[Items from a figure collection]
*****

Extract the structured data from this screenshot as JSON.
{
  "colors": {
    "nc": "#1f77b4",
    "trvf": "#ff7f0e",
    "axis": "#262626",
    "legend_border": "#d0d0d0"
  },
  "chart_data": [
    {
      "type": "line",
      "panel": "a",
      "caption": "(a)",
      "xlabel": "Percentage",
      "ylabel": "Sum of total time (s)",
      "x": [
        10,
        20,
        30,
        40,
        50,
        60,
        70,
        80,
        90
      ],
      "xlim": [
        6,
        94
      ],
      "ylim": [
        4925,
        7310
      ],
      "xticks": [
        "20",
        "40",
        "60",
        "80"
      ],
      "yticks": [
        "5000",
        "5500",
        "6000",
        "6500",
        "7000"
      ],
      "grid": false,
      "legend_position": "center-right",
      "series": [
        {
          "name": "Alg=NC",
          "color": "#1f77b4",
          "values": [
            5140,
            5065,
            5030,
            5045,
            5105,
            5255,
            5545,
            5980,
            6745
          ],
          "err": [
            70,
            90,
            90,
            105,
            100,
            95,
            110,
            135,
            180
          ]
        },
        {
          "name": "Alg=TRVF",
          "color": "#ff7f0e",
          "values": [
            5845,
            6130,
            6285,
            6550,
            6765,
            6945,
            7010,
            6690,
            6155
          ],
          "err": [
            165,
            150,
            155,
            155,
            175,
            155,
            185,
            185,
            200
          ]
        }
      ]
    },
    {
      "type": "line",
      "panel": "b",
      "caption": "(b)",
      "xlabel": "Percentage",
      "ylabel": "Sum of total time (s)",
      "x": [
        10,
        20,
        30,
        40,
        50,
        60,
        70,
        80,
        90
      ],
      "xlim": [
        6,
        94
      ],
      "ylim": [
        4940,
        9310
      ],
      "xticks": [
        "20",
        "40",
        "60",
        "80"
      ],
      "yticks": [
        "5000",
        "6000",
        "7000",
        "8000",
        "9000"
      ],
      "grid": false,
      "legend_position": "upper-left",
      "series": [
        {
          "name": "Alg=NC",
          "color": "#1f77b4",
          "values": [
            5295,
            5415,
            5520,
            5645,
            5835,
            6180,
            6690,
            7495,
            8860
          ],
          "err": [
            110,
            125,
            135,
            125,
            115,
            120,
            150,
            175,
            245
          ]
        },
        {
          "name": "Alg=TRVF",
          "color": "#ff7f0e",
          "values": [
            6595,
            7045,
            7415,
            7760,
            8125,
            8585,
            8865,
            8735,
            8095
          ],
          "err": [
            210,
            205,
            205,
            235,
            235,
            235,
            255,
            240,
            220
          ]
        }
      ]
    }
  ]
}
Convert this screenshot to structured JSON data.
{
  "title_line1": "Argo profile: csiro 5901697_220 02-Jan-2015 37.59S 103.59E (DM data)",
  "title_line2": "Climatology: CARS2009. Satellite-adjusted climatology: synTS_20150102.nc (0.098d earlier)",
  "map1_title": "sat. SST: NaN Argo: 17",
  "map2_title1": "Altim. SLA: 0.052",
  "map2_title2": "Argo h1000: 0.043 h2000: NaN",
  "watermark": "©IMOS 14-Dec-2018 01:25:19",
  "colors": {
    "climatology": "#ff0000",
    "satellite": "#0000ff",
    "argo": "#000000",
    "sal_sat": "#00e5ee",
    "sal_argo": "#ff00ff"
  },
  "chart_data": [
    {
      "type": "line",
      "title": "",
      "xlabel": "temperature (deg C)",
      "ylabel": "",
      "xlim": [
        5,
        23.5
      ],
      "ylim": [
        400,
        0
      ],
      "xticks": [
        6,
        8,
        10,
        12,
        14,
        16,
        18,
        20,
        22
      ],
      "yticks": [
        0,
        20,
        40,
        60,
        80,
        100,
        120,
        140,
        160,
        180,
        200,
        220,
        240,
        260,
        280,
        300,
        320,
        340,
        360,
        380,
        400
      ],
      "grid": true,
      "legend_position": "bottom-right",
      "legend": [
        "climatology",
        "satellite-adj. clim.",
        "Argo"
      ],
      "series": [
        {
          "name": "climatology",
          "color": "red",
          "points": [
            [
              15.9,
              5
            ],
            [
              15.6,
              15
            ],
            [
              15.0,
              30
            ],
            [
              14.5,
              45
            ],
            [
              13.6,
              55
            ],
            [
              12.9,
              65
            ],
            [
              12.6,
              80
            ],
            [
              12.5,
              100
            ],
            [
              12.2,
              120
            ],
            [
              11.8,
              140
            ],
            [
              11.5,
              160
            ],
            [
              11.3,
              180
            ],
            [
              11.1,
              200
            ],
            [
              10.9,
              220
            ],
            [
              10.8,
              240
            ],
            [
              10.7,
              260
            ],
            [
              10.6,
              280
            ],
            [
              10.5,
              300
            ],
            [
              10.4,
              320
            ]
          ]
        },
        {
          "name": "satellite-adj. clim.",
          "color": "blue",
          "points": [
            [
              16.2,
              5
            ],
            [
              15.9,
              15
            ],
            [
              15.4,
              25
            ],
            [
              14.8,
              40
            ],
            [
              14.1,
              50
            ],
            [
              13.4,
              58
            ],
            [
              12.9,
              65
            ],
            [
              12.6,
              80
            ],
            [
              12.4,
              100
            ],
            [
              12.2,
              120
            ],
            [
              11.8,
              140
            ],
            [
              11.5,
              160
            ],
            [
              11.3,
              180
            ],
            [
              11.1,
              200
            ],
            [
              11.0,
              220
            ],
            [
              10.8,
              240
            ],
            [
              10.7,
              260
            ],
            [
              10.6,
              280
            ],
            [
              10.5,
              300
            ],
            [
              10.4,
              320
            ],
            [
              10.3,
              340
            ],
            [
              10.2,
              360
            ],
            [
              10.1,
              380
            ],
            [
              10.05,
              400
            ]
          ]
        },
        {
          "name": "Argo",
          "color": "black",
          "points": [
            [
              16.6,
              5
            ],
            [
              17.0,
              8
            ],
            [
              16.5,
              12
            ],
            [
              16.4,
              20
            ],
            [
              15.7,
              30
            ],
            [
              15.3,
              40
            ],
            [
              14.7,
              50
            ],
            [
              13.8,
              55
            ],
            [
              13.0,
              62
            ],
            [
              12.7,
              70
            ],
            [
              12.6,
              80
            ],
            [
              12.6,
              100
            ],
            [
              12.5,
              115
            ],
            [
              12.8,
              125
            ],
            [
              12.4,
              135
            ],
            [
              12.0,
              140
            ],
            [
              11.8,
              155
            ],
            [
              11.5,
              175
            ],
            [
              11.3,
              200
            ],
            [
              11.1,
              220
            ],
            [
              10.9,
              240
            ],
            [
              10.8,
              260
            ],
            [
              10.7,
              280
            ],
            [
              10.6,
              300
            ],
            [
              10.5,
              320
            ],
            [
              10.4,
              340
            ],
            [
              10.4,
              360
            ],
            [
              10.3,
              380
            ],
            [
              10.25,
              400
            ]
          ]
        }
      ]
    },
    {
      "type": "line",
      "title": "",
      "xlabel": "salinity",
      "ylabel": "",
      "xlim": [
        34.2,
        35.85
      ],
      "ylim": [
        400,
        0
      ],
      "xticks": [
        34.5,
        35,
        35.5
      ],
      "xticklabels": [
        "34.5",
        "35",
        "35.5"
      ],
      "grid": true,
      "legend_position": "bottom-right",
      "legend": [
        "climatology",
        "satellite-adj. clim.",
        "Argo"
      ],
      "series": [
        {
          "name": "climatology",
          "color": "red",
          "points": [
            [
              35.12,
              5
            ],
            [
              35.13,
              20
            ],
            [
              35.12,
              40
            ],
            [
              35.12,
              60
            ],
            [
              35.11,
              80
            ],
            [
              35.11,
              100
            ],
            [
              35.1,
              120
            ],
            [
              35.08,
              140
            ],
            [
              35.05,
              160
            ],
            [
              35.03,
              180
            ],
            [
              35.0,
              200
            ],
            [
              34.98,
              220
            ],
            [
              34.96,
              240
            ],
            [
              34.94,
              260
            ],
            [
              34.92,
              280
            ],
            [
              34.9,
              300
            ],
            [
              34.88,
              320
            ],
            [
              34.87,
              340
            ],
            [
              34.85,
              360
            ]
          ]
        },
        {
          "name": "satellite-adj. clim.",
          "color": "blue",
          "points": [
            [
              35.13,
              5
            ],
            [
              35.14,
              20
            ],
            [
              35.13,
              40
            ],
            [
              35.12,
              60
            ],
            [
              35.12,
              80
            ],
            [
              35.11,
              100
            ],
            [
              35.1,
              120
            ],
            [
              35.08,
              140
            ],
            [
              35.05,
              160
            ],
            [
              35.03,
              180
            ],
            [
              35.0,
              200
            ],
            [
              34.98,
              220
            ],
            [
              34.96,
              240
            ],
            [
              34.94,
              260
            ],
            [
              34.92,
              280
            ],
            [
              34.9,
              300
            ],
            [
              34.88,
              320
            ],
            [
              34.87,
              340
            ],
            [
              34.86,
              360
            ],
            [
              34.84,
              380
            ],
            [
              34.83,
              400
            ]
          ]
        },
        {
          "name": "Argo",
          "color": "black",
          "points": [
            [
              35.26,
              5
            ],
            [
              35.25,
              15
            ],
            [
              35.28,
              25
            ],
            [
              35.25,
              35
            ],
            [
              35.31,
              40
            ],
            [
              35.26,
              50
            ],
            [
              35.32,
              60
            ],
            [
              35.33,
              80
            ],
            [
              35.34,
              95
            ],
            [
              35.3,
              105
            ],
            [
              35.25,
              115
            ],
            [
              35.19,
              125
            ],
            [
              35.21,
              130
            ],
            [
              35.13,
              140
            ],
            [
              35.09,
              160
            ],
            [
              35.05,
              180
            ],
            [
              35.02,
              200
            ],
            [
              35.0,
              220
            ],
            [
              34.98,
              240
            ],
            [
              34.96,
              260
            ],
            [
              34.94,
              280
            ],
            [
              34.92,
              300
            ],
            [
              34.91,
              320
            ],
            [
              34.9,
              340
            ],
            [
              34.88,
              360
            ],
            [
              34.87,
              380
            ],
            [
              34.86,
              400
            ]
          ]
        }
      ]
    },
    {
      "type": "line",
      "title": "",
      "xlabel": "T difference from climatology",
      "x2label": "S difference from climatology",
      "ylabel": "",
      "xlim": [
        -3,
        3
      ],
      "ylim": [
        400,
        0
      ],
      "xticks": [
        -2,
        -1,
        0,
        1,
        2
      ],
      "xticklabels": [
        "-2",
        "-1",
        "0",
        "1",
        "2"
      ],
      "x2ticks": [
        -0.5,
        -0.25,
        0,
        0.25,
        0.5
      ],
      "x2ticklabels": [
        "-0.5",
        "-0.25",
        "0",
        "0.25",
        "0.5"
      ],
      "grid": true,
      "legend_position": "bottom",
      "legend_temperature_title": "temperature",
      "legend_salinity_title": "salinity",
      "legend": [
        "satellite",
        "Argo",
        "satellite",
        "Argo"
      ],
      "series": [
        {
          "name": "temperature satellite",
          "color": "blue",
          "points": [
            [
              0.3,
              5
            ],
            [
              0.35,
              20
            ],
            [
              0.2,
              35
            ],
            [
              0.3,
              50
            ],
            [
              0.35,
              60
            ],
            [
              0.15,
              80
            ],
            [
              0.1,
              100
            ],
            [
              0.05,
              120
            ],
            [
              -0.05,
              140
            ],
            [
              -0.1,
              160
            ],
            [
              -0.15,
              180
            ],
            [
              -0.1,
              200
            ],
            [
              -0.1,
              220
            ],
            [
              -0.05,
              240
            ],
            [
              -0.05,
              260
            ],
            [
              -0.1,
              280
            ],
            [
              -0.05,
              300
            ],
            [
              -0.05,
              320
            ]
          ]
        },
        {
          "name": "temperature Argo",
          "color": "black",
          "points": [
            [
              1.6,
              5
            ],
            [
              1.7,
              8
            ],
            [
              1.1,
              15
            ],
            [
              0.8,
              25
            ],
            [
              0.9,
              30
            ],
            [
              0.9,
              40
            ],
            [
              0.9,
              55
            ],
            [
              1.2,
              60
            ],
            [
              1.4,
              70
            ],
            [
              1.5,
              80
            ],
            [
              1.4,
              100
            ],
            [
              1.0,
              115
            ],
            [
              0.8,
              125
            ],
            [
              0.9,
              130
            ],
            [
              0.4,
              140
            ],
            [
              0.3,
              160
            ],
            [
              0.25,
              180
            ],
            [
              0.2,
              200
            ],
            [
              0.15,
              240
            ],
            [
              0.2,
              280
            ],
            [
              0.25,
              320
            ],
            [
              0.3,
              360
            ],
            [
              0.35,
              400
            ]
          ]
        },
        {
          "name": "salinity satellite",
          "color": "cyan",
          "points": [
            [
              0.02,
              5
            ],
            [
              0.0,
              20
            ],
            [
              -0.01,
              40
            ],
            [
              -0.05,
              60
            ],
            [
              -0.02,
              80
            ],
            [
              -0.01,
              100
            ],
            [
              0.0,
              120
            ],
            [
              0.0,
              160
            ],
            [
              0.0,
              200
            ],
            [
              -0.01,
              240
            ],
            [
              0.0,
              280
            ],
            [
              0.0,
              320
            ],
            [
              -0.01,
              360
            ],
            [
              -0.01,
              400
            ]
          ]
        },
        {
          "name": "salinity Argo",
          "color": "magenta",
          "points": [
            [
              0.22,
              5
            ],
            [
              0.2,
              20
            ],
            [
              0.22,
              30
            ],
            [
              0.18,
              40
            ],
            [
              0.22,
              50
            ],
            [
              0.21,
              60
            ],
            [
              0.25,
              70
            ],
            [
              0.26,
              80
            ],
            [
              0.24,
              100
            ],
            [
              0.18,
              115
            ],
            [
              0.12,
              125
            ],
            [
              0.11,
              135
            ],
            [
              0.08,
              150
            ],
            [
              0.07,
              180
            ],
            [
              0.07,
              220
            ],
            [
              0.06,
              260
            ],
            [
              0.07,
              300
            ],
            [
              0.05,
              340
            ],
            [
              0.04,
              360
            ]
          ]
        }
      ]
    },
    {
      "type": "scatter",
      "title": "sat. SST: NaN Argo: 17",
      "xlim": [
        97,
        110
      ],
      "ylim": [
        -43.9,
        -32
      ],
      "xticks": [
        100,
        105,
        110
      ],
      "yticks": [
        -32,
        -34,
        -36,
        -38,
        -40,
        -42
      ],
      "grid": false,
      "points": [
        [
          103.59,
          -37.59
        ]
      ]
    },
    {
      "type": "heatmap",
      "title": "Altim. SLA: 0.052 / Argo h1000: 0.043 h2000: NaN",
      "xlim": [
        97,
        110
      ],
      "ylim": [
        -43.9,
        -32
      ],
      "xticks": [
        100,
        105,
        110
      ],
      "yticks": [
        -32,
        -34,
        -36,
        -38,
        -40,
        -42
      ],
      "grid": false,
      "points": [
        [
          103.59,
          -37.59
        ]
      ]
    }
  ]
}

*****

Task details - Where a line in the material contains "climatology", copy that line.

Right answer -
  "title_line2": "Climatology: CARS2009. Satellite-adjusted climatology: synTS_20150102.nc (0.098d earlier)",
    "climatology": "#ff0000",
        "climatology",
          "name": "climatology",
        "climatology",
          "name": "climatology",
      "xlabel": "T difference from climatology",
      "x2label": "S difference from climatology",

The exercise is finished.